Data records.

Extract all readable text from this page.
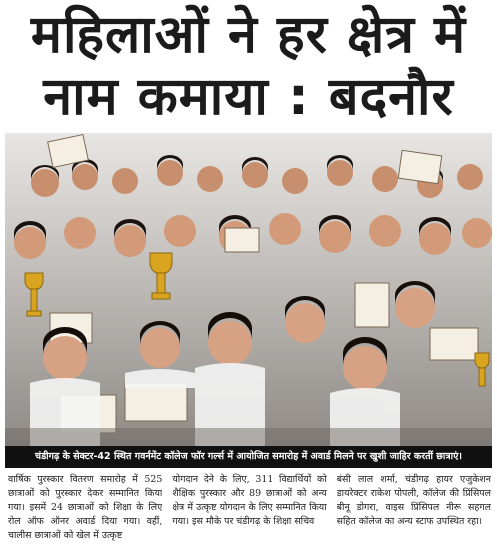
महिलाओं ने हर क्षेत्र में
नाम कमाया : बदनौर
चंडीगढ़ के सेक्टर-42 स्थित गवर्नमेंट कॉलेज फॉर गर्ल्स में आयोजित समारोह में अवार्ड मिलने पर खुशी जाहिर करतीं छात्राएं।

वार्षिक पुरस्कार वितरण समारोह में 525 छात्राओं को पुरस्कार देकर सम्मानित किया गया। इसमें 24 छात्राओं को शिक्षा के लिए रोल ऑफ ऑनर अवार्ड दिया गया। वहीं, चालीस छात्राओं को खेल में उत्कृष्ट

योगदान देने के लिए, 311 विद्यार्थियों को शैक्षिक पुरस्कार और 89 छात्राओं को अन्य क्षेत्र में उत्कृष्ट योगदान के लिए सम्मानित किया गया। इस मौके पर चंडीगढ़ के शिक्षा सचिव

बंसी लाल शर्मा, चंडीगढ़ हायर एजुकेशन डायरेक्टर राकेश पोपली, कॉलेज की प्रिंसिपल बीनू डोगरा, वाइस प्रिंसिपल नीरू सहगल सहित कॉलेज का अन्य स्टाफ उपस्थित रहा।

What to work on. Reproduce every record above exactly, omitting the pictures.

Task output.
Extract all readable text from this page.
महिलाओं ने हर क्षेत्र में
नाम कमाया : बदनौर
चंडीगढ़ के सेक्टर-42 स्थित गवर्नमेंट कॉलेज फॉर गर्ल्स में आयोजित समारोह में अवार्ड मिलने पर खुशी जाहिर करतीं छात्राएं।

वार्षिक पुरस्कार वितरण समारोह में 525 छात्राओं को पुरस्कार देकर सम्मानित किया गया। इसमें 24 छात्राओं को शिक्षा के लिए रोल ऑफ ऑनर अवार्ड दिया गया। वहीं, चालीस छात्राओं को खेल में उत्कृष्ट

योगदान देने के लिए, 311 विद्यार्थियों को शैक्षिक पुरस्कार और 89 छात्राओं को अन्य क्षेत्र में उत्कृष्ट योगदान के लिए सम्मानित किया गया। इस मौके पर चंडीगढ़ के शिक्षा सचिव

बंसी लाल शर्मा, चंडीगढ़ हायर एजुकेशन डायरेक्टर राकेश पोपली, कॉलेज की प्रिंसिपल बीनू डोगरा, वाइस प्रिंसिपल नीरू सहगल सहित कॉलेज का अन्य स्टाफ उपस्थित रहा।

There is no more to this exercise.